SHORT PROBLEM
Check each line of the listing below for the string "Automatic", and copy the ones that have it.

RECORDED INFORMATION
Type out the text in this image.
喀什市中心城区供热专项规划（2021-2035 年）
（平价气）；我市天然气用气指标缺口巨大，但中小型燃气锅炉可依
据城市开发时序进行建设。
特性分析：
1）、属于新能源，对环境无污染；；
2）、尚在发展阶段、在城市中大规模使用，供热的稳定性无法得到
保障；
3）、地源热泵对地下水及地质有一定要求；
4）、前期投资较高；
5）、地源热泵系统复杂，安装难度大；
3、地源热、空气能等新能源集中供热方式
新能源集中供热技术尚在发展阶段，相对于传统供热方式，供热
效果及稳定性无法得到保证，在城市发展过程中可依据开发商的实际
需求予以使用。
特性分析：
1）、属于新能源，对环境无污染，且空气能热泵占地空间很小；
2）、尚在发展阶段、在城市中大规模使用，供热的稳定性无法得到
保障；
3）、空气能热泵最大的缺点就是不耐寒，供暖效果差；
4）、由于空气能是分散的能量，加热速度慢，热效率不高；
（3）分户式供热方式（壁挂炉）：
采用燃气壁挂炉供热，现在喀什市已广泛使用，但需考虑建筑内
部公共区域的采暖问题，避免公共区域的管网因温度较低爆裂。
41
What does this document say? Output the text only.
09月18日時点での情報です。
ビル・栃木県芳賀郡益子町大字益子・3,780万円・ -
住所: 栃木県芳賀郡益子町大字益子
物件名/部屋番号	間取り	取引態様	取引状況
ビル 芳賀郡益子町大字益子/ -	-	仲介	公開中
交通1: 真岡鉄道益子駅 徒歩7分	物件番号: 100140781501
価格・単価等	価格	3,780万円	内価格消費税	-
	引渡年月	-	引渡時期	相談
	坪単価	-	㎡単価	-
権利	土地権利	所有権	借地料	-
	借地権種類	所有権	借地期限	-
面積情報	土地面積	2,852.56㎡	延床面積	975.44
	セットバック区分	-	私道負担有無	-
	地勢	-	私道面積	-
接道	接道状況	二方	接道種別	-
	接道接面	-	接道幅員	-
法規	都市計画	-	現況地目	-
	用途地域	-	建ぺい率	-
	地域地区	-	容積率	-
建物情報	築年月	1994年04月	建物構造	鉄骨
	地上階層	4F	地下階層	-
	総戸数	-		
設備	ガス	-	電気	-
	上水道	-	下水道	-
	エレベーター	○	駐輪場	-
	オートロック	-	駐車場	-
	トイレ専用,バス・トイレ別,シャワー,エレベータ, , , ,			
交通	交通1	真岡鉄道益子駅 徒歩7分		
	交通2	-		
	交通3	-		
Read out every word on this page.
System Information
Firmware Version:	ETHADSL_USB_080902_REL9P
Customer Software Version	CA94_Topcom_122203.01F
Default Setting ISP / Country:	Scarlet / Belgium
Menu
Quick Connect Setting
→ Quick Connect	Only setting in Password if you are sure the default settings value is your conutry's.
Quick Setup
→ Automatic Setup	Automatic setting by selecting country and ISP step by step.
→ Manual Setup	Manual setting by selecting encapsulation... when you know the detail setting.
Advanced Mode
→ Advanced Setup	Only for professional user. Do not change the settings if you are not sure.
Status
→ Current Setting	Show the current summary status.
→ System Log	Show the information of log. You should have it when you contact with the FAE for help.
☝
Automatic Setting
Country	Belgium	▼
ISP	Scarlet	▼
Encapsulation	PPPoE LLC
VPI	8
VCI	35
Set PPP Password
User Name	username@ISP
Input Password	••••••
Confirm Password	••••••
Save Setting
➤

ANSWER TO THIS PROBLEM
→ Automatic Setup	Automatic setting by selecting country and ISP step by step.
Automatic Setting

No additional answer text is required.